= Provided information =
=====
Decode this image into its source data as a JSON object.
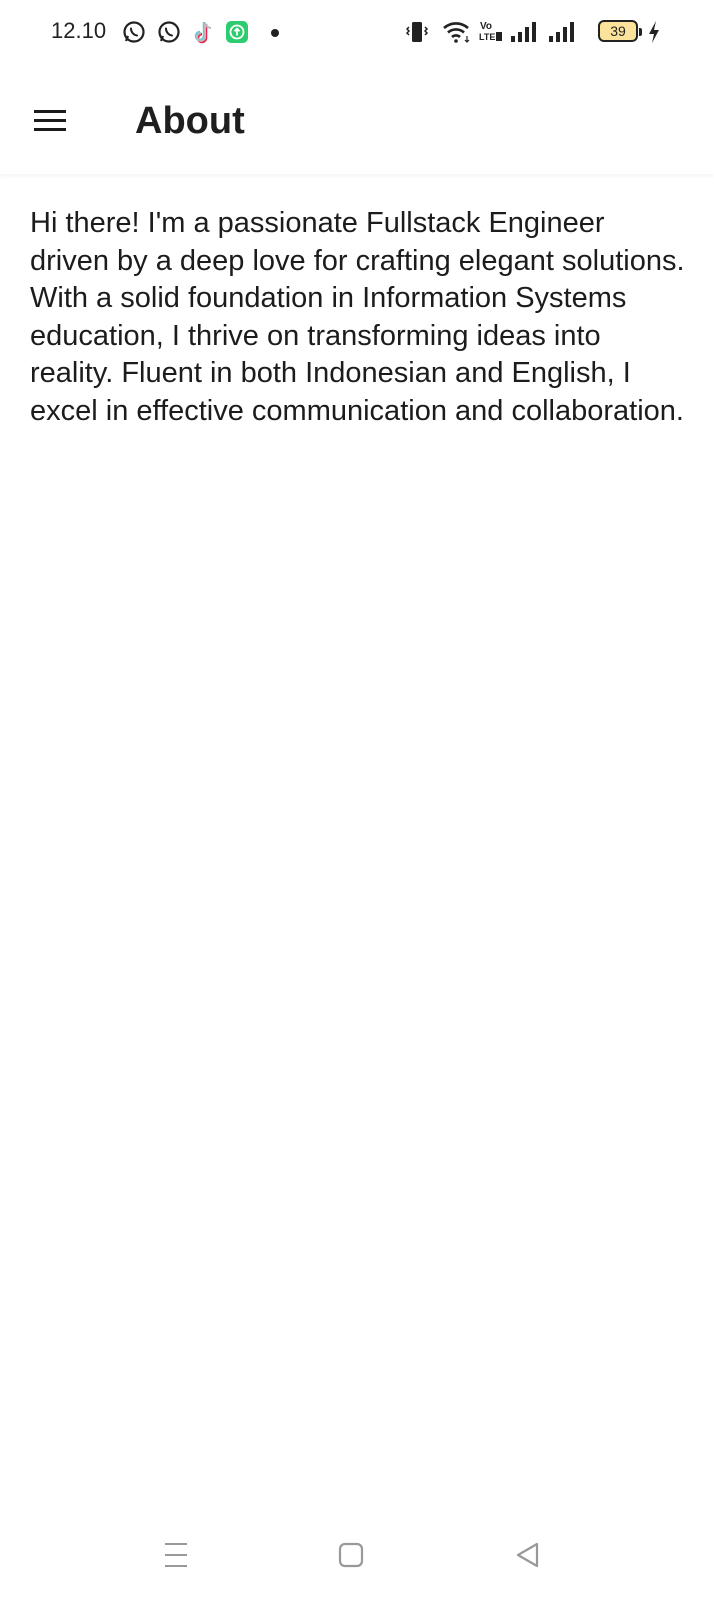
{
  "status_bar": {
    "time": "12.10",
    "battery": "39",
    "notification_icons": [
      "whatsapp-icon",
      "whatsapp-icon",
      "tiktok-icon",
      "upload-app-icon"
    ],
    "system_icons": [
      "vibrate-icon",
      "wifi-icon",
      "volte-icon",
      "signal-icon",
      "signal-icon",
      "battery-icon",
      "charging-icon"
    ],
    "battery_fill_color": "#fbe39b"
  },
  "app_bar": {
    "title": "About",
    "menu_icon": "hamburger-menu-icon"
  },
  "content": {
    "about_text": "Hi there! I'm a passionate Fullstack Engineer driven by a deep love for crafting elegant solutions. With a solid foundation in Information Systems education, I thrive on transforming ideas into reality. Fluent in both Indonesian and English, I excel in effective communication and collaboration."
  },
  "nav_bar": {
    "buttons": [
      "recents-icon",
      "home-icon",
      "back-icon"
    ]
  }
}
=====
= Work instructions =
The listing above must be printed again exactly, minus its pictures.

= Reply to the exercise =
Decode this image into its source data as a JSON object.
{
  "status_bar": {
    "time": "12.10",
    "battery": "39",
    "notification_icons": [
      "whatsapp-icon",
      "whatsapp-icon",
      "tiktok-icon",
      "upload-app-icon"
    ],
    "system_icons": [
      "vibrate-icon",
      "wifi-icon",
      "volte-icon",
      "signal-icon",
      "signal-icon",
      "battery-icon",
      "charging-icon"
    ],
    "battery_fill_color": "#fbe39b"
  },
  "app_bar": {
    "title": "About",
    "menu_icon": "hamburger-menu-icon"
  },
  "content": {
    "about_text": "Hi there! I'm a passionate Fullstack Engineer driven by a deep love for crafting elegant solutions. With a solid foundation in Information Systems education, I thrive on transforming ideas into reality. Fluent in both Indonesian and English, I excel in effective communication and collaboration."
  },
  "nav_bar": {
    "buttons": [
      "recents-icon",
      "home-icon",
      "back-icon"
    ]
  }
}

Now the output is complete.